EXERCISE MATERIALS.
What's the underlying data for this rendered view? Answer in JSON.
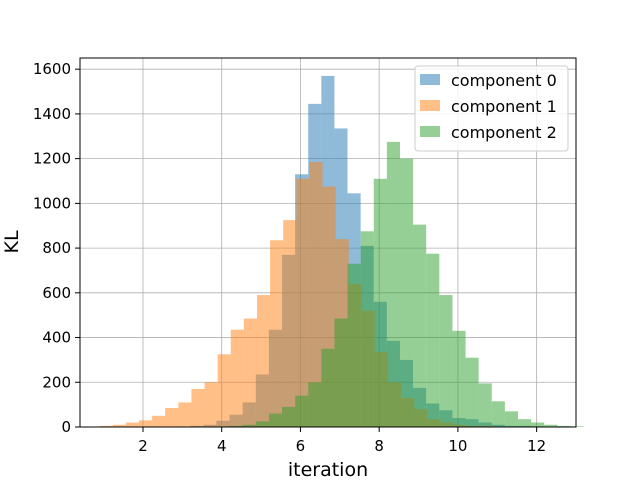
{
  "chart_data": {
    "type": "histogram",
    "title": "",
    "xlabel": "iteration",
    "ylabel": "KL",
    "xlim": [
      0.4,
      13.0
    ],
    "ylim": [
      0,
      1650
    ],
    "xticks": [
      2,
      4,
      6,
      8,
      10,
      12
    ],
    "yticks": [
      0,
      200,
      400,
      600,
      800,
      1000,
      1200,
      1400,
      1600
    ],
    "grid": true,
    "legend_placement": "top-right",
    "series": [
      {
        "name": "component 0",
        "color": "#1f77b4",
        "alpha": 0.5,
        "bin_start": 3.2,
        "bin_width": 0.333,
        "values": [
          5,
          10,
          28,
          55,
          110,
          235,
          435,
          770,
          1130,
          1445,
          1570,
          1335,
          1045,
          810,
          560,
          385,
          300,
          175,
          105,
          75,
          40,
          35,
          20,
          10,
          5,
          5,
          3
        ]
      },
      {
        "name": "component 1",
        "color": "#ff7f0e",
        "alpha": 0.5,
        "bin_start": 0.9,
        "bin_width": 0.333,
        "values": [
          5,
          10,
          20,
          30,
          50,
          85,
          110,
          170,
          200,
          325,
          435,
          485,
          590,
          835,
          925,
          1110,
          1185,
          1075,
          840,
          640,
          520,
          335,
          200,
          130,
          80,
          35,
          20,
          10,
          5,
          5
        ]
      },
      {
        "name": "component 2",
        "color": "#2ca02c",
        "alpha": 0.5,
        "bin_start": 4.2,
        "bin_width": 0.333,
        "values": [
          5,
          10,
          25,
          60,
          90,
          140,
          200,
          350,
          485,
          730,
          875,
          1110,
          1275,
          1200,
          905,
          775,
          590,
          430,
          310,
          195,
          115,
          70,
          35,
          20,
          10,
          5,
          3
        ]
      }
    ]
  }
}
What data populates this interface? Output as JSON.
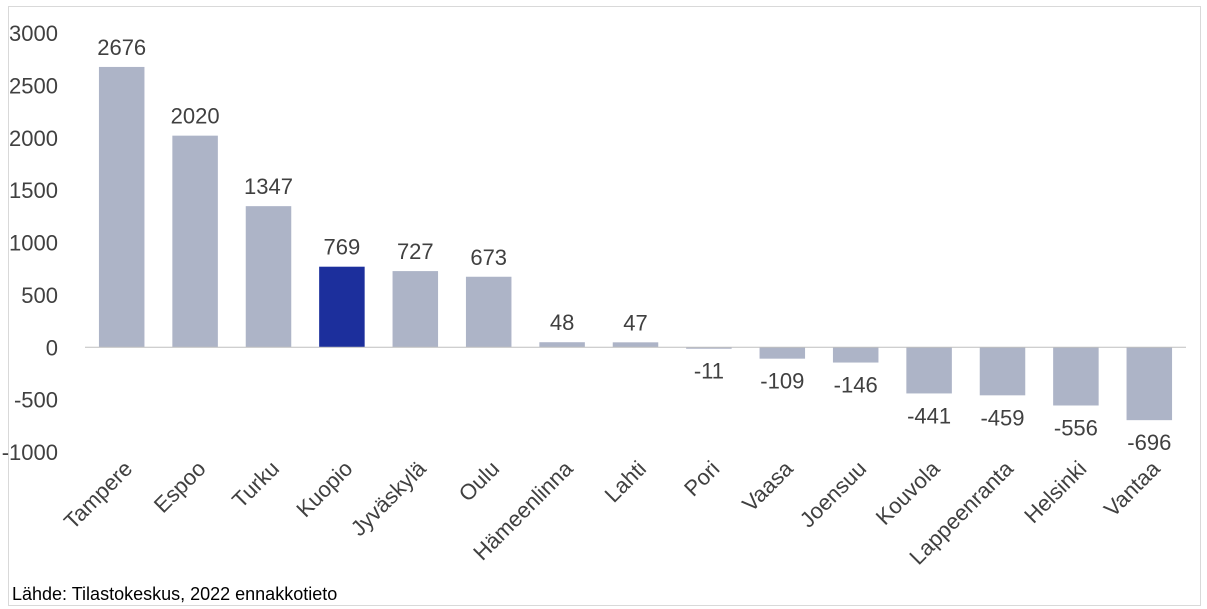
{
  "chart_data": {
    "type": "bar",
    "categories": [
      "Tampere",
      "Espoo",
      "Turku",
      "Kuopio",
      "Jyväskylä",
      "Oulu",
      "Hämeenlinna",
      "Lahti",
      "Pori",
      "Vaasa",
      "Joensuu",
      "Kouvola",
      "Lappeenranta",
      "Helsinki",
      "Vantaa"
    ],
    "values": [
      2676,
      2020,
      1347,
      769,
      727,
      673,
      48,
      47,
      -11,
      -109,
      -146,
      -441,
      -459,
      -556,
      -696
    ],
    "ylim": [
      -1000,
      3000
    ],
    "yticks": [
      3000,
      2500,
      2000,
      1500,
      1000,
      500,
      0,
      -500,
      -1000
    ],
    "grid": false,
    "colors": {
      "default": "#adb4c7",
      "highlight": "#1c2f9c"
    },
    "highlight_category": "Kuopio"
  },
  "source": "Lähde: Tilastokeskus, 2022 ennakkotieto"
}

WHAT TO WORK ON. Identify and list each line with the word "component".

TASK ANSWER.
        "name": "component 0",
        "name": "component 1",
        "name": "component 2",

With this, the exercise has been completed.